Coloque todas as linhas dos dados abaixo numa tabela em Markdown com as colunas "Número" e "Linha dos dados", sem incluir as linhas em branco. Deixe as imagens fora da resposta.

[Entradas de dados salvas]
----------

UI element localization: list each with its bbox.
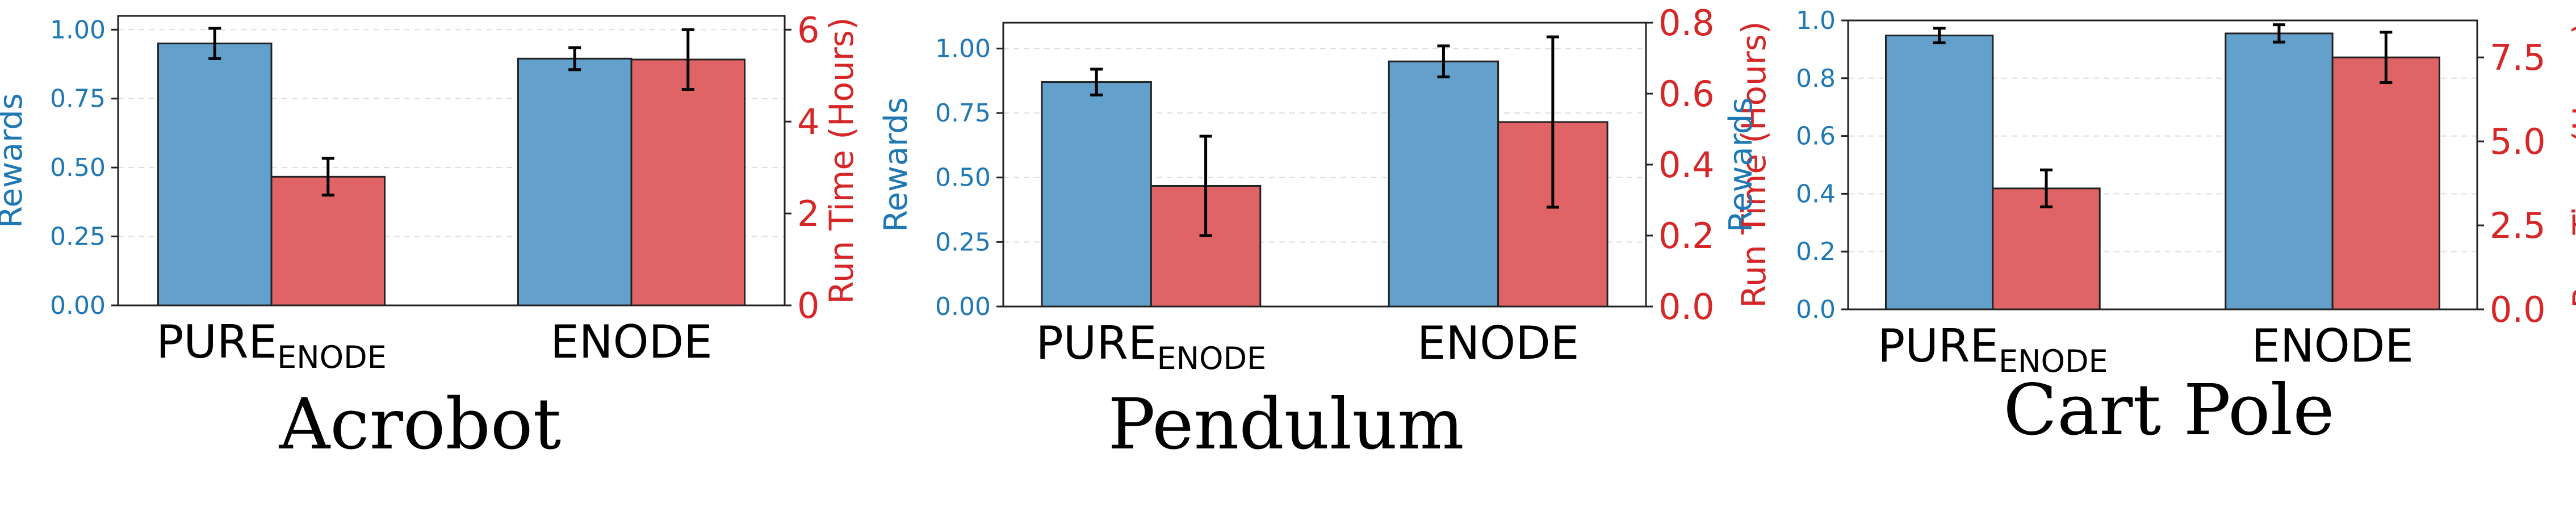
chart-0: PUREENODE ENODE0.000.250.500.751.000246Re… [0,9,861,465]
panel-title: Acrobot [279,384,562,465]
rewards-bar-0 [1884,34,1994,310]
y-tick-label-right: 4 [797,101,819,142]
error-bar-rewards-1 [2272,23,2285,44]
y-axis-label-right: Run Time (Hours) [2566,22,2576,308]
chart-2: PUREENODE ENODE0.00.20.40.60.81.00.02.55.… [1723,6,2576,451]
y-tick-label-left: 0.75 [50,85,106,114]
y-tick-label-right: 0.8 [1658,2,1715,44]
x-tick-label-base: PURE [1036,317,1157,370]
y-tick-label-right: 2 [797,193,819,234]
rewards-bar-1 [2225,32,2334,310]
chart-1: PUREENODE ENODE0.000.250.500.751.000.00.2… [878,2,1773,465]
error-bar-rewards-1 [1437,44,1450,78]
y-tick-label-left: 0.6 [1796,122,1836,151]
y-tick-label-left: 0.00 [50,291,106,320]
y-tick-label-left: 0.25 [935,228,991,257]
y-tick-label-right: 0.2 [1658,215,1715,257]
x-tick-label-0: PUREENODE [1878,320,2108,379]
runtime-bar-1 [2331,56,2441,310]
error-bar-runtime-1 [1546,35,1559,209]
x-tick-label-base: PURE [156,316,277,368]
y-axis-label-left: Rewards [1723,98,1760,233]
x-tick-label-base: ENODE [550,316,713,368]
error-bar-runtime-0 [2040,168,2053,208]
y-tick-label-left: 0.50 [935,163,991,192]
y-tick-label-right: 0.0 [1658,286,1715,328]
error-bar-runtime-0 [1199,135,1212,237]
y-tick-label-left: 0.00 [935,292,991,321]
y-axis-label-left: Rewards [878,97,915,232]
rewards-bar-1 [517,57,633,307]
x-tick-label-subscript: ENODE [1157,341,1266,376]
error-bar-rewards-0 [208,27,221,60]
y-tick-label-right: 5.0 [2490,121,2546,162]
y-tick-label-left: 0.25 [50,223,106,251]
y-tick-label-left: 0.2 [1796,237,1836,266]
x-tick-label-base: ENODE [1417,317,1580,370]
x-tick-label-base: PURE [1878,320,1999,372]
y-axis-label-left: Rewards [0,93,30,228]
x-tick-label-0: PUREENODE [1036,317,1267,376]
x-tick-label-base: ENODE [2251,320,2414,372]
y-tick-label-left: 1.00 [935,34,991,63]
rewards-bar-1 [1388,60,1499,308]
panel-title: Cart Pole [2003,370,2334,451]
y-tick-label-right: 0 [797,285,819,326]
error-bar-runtime-1 [2380,31,2393,84]
runtime-bar-0 [1992,187,2101,310]
error-bar-rewards-0 [1933,27,1946,44]
y-tick-label-left: 0.8 [1796,64,1836,93]
x-tick-label-1: ENODE [2251,320,2414,372]
y-tick-label-right: 0.4 [1658,144,1715,186]
y-tick-label-right: 7.5 [2490,37,2546,78]
x-tick-label-1: ENODE [1417,317,1580,370]
error-bar-runtime-1 [681,28,694,91]
y-tick-label-left: 0.4 [1796,179,1836,208]
runtime-bar-1 [630,58,746,307]
y-tick-label-right: 6 [797,9,819,51]
error-bar-rewards-0 [1090,68,1103,96]
x-tick-label-0: PUREENODE [156,316,387,375]
y-tick-label-right: 0.0 [2490,289,2546,330]
y-tick-label-left: 0.0 [1796,295,1836,324]
plot-frame [1847,19,2478,310]
y-tick-label-right: 0.6 [1658,73,1715,115]
x-tick-label-subscript: ENODE [277,339,387,375]
error-bar-rewards-1 [568,46,581,72]
panel-title: Pendulum [1108,384,1464,465]
y-axis-label-right: Run Time (Hours) [1735,21,1773,308]
chart-panels: PUREENODE ENODE0.000.250.500.751.000246Re… [0,2,2576,465]
runtime-bar-0 [270,175,386,307]
x-tick-label-1: ENODE [550,316,713,368]
y-axis-label-right: Run Time (Hours) [822,17,861,304]
y-tick-label-left: 0.50 [50,153,106,182]
x-tick-label-subscript: ENODE [1999,343,2108,379]
rewards-bar-0 [1041,81,1152,308]
y-tick-label-left: 0.75 [935,99,991,128]
rewards-bar-0 [157,43,273,307]
y-tick-label-left: 1.00 [50,15,106,44]
plot-frame [117,15,786,307]
error-bar-runtime-0 [321,157,334,197]
y-tick-label-right: 2.5 [2490,205,2546,246]
y-tick-label-left: 1.0 [1796,6,1836,35]
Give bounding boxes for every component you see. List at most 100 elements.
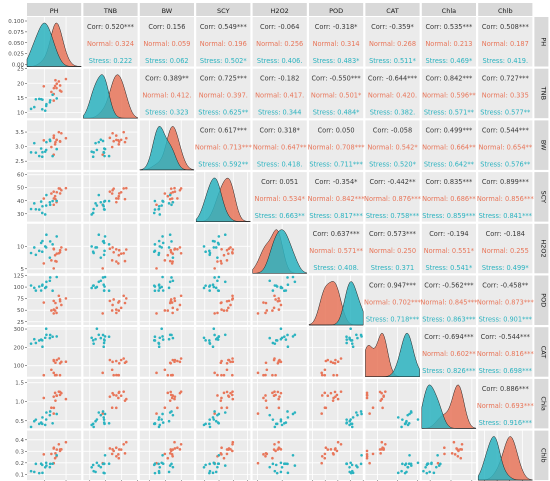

----------

RESPOSTA DO EXERCÍCIO:
| Número | Linha dos dados |
|---|---|
| 1 | UI element localization: list each with its bbox. |
| 2 | chart-0: PUREENODE ENODE0.000.250.500.751.000246Re… [0,9,861,465] |
| 3 | panel-title: Acrobot [279,384,562,465] |
| 4 | rewards-bar-0 [1884,34,1994,310] |
| 5 | y-tick-label-right: 4 [797,101,819,142] |
| 6 | error-bar-rewards-1 [2272,23,2285,44] |
| 7 | y-axis-label-right: Run Time (Hours) [2566,22,2576,308] |
| 8 | chart-2: PUREENODE ENODE0.00.20.40.60.81.00.02.55.… [1723,6,2576,451] |
| 9 | y-tick-label-left: 0.75 [50,85,106,114] |
| 10 | y-tick-label-right: 0.8 [1658,2,1715,44] |
| 11 | x-tick-label-base: PURE [1036,317,1157,370] |
| 12 | y-tick-label-right: 2 [797,193,819,234] |
| 13 | rewards-bar-1 [2225,32,2334,310] |
| 14 | chart-1: PUREENODE ENODE0.000.250.500.751.000.00.2… [878,2,1773,465] |
| 15 | error-bar-rewards-1 [1437,44,1450,78] |
| 16 | y-tick-label-left: 0.6 [1796,122,1836,151] |
| 17 | y-tick-label-left: 0.00 [50,291,106,320] |
| 18 | y-tick-label-left: 0.25 [935,228,991,257] |
| 19 | y-tick-label-right: 0.2 [1658,215,1715,257] |
| 20 | x-tick-label-0: PUREENODE [1878,320,2108,379] |
| 21 | runtime-bar-1 [2331,56,2441,310] |
| 22 | error-bar-runtime-1 [1546,35,1559,209] |
| 23 | x-tick-label-base: PURE [156,316,277,368] |
| 24 | y-axis-label-left: Rewards [1723,98,1760,233] |
| 25 | x-tick-label-base: ENODE [550,316,713,368] |
| 26 | error-bar-runtime-0 [2040,168,2053,208] |
| 27 | y-tick-label-left: 0.50 [935,163,991,192] |
| 28 | y-tick-label-right: 0.0 [1658,286,1715,328] |
| 29 | error-bar-runtime-0 [1199,135,1212,237] |
| 30 | y-tick-label-left: 0.00 [935,292,991,321] |
| 31 | y-axis-label-left: Rewards [878,97,915,232] |
| 32 | rewards-bar-1 [517,57,633,307] |
| 33 | x-tick-label-subscript: ENODE [1157,341,1266,376] |
| 34 | error-bar-rewards-0 [208,27,221,60] |
| 35 | y-tick-label-right: 5.0 [2490,121,2546,162] |
| 36 | y-tick-label-left: 0.25 [50,223,106,251] |
| 37 | y-tick-label-left: 0.2 [1796,237,1836,266] |
| 38 | x-tick-label-base: ENODE [1417,317,1580,370] |
| 39 | x-tick-label-base: PURE [1878,320,1999,372] |
| 40 | y-axis-label-left: Rewards [0,93,30,228] |
| 41 | x-tick-label-0: PUREENODE [1036,317,1267,376] |
| 42 | x-tick-label-base: ENODE [2251,320,2414,372] |
| 43 | y-tick-label-left: 1.00 [935,34,991,63] |
| 44 | rewards-bar-1 [1388,60,1499,308] |
| 45 | panel-title: Cart Pole [2003,370,2334,451] |
| 46 | y-tick-label-right: 0 [797,285,819,326] |
| 47 | error-bar-runtime-1 [2380,31,2393,84] |
| 48 | runtime-bar-0 [1992,187,2101,310] |
| 49 | error-bar-rewards-0 [1933,27,1946,44] |
| 50 | y-tick-label-left: 0.8 [1796,64,1836,93] |
| 51 | x-tick-label-1: ENODE [2251,320,2414,372] |
| 52 | y-tick-label-right: 0.4 [1658,144,1715,186] |
| 53 | y-tick-label-right: 7.5 [2490,37,2546,78] |
| 54 | x-tick-label-1: ENODE [1417,317,1580,370] |
| 55 | error-bar-runtime-1 [681,28,694,91] |
| 56 | y-tick-label-left: 0.4 [1796,179,1836,208] |
| 57 | runtime-bar-1 [630,58,746,307] |
| 58 | y-tick-label-right: 6 [797,9,819,51] |
| 59 | error-bar-rewards-0 [1090,68,1103,96] |
| 60 | x-tick-label-0: PUREENODE [156,316,387,375] |
| 61 | y-tick-label-right: 0.0 [2490,289,2546,330] |
| 62 | y-tick-label-left: 0.0 [1796,295,1836,324] |
| 63 | plot-frame [1847,19,2478,310] |
| 64 | y-tick-label-right: 0.6 [1658,73,1715,115] |
| 65 | x-tick-label-subscript: ENODE [277,339,387,375] |
| 66 | error-bar-rewards-1 [568,46,581,72] |
| 67 | panel-title: Pendulum [1108,384,1464,465] |
| 68 | y-axis-label-right: Run Time (Hours) [1735,21,1773,308] |
| 69 | chart-panels: PUREENODE ENODE0.000.250.500.751.000246Re… [0,2,2576,465] |
| 70 | runtime-bar-0 [270,175,386,307] |
| 71 | x-tick-label-1: ENODE [550,316,713,368] |
| 72 | y-axis-label-right: Run Time (Hours) [822,17,861,304] |
| 73 | y-tick-label-left: 0.50 [50,153,106,182] |
| 74 | x-tick-label-subscript: ENODE [1999,343,2108,379] |
| 75 | rewards-bar-0 [1041,81,1152,308] |
| 76 | y-tick-label-left: 0.75 [935,99,991,128] |
| 77 | rewards-bar-0 [157,43,273,307] |
| 78 | y-tick-label-left: 1.00 [50,15,106,44] |
| 79 | plot-frame [117,15,786,307] |
| 80 | error-bar-runtime-0 [321,157,334,197] |
| 81 | y-tick-label-right: 2.5 [2490,205,2546,246] |
| 82 | y-tick-label-left: 1.0 [1796,6,1836,35] |
| 83 | Give bounding boxes for every component you see. List at most 100 elements. |